§ Given problem: Find the lines of data that contain the string "исполнения", then list them.

────

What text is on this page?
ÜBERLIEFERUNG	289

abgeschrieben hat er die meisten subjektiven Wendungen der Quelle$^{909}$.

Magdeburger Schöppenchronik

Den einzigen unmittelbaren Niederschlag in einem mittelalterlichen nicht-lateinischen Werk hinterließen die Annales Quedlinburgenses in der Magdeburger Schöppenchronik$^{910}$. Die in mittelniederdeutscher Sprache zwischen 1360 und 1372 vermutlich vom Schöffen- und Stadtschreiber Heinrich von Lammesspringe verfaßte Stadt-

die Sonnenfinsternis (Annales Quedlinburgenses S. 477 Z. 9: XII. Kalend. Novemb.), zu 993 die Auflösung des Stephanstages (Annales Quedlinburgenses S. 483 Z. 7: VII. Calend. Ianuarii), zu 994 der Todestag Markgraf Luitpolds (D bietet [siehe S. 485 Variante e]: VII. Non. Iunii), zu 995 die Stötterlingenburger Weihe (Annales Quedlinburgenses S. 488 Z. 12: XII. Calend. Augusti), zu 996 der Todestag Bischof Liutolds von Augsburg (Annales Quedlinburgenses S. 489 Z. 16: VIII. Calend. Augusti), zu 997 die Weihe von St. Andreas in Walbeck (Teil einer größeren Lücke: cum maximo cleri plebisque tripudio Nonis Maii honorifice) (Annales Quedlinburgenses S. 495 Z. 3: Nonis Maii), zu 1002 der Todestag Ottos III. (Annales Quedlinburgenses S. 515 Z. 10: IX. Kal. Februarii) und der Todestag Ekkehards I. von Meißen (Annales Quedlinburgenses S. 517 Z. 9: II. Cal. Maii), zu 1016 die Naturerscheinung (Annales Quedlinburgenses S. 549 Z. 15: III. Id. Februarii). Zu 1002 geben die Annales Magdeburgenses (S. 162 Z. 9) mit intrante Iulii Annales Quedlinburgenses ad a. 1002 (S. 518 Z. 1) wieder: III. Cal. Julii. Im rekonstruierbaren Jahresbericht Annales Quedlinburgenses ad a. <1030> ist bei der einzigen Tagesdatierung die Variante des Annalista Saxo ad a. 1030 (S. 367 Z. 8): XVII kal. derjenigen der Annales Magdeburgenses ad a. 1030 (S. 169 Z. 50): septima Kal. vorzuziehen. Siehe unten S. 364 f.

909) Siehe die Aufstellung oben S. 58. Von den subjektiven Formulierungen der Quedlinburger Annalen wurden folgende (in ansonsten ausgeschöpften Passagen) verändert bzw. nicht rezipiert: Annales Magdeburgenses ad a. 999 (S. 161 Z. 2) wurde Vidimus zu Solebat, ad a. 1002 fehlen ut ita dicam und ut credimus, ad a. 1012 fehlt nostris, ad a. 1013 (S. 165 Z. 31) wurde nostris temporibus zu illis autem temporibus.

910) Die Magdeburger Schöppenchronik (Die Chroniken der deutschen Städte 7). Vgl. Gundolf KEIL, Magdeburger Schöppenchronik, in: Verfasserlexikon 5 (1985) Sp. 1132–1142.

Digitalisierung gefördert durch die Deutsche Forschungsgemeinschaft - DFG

────

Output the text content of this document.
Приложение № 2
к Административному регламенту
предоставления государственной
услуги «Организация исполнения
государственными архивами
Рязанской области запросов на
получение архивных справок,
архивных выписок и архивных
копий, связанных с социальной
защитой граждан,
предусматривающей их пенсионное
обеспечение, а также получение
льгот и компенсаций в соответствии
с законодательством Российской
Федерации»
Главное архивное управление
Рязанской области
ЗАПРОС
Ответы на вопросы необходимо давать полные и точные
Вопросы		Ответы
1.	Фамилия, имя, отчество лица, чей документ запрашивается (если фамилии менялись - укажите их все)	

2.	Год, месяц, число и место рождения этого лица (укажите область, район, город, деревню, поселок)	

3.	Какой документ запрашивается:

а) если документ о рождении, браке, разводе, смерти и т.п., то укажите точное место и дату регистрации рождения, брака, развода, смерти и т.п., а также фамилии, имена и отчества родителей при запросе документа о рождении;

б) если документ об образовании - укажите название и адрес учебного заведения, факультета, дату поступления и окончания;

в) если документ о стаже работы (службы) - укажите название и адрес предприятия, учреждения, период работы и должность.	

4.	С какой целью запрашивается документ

────

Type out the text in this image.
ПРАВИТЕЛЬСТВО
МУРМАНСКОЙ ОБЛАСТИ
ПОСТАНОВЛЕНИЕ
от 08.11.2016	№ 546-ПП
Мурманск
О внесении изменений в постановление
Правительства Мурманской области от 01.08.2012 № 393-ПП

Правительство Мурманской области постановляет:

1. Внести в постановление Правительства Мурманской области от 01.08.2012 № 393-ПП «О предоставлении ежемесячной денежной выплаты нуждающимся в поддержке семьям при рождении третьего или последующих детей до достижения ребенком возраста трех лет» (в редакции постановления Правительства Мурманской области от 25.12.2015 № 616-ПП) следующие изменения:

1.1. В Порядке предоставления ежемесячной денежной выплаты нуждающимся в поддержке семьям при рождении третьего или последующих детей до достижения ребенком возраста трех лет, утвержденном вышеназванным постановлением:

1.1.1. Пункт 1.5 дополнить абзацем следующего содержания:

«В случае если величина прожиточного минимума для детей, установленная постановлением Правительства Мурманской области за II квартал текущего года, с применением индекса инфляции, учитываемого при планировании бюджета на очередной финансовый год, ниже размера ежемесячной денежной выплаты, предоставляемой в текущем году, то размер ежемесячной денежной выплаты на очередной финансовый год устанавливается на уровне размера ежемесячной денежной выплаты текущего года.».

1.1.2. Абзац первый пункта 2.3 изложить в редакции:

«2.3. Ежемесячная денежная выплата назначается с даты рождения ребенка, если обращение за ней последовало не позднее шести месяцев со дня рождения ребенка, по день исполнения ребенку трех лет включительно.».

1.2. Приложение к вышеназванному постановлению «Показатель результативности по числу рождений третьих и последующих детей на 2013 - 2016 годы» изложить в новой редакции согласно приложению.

────

§ Solved exercise:
услуги «Организация исполнения
«2.3. Ежемесячная денежная выплата назначается с даты рождения ребенка, если обращение за ней последовало не позднее шести месяцев со дня рождения ребенка, по день исполнения ребенку трех лет включительно.».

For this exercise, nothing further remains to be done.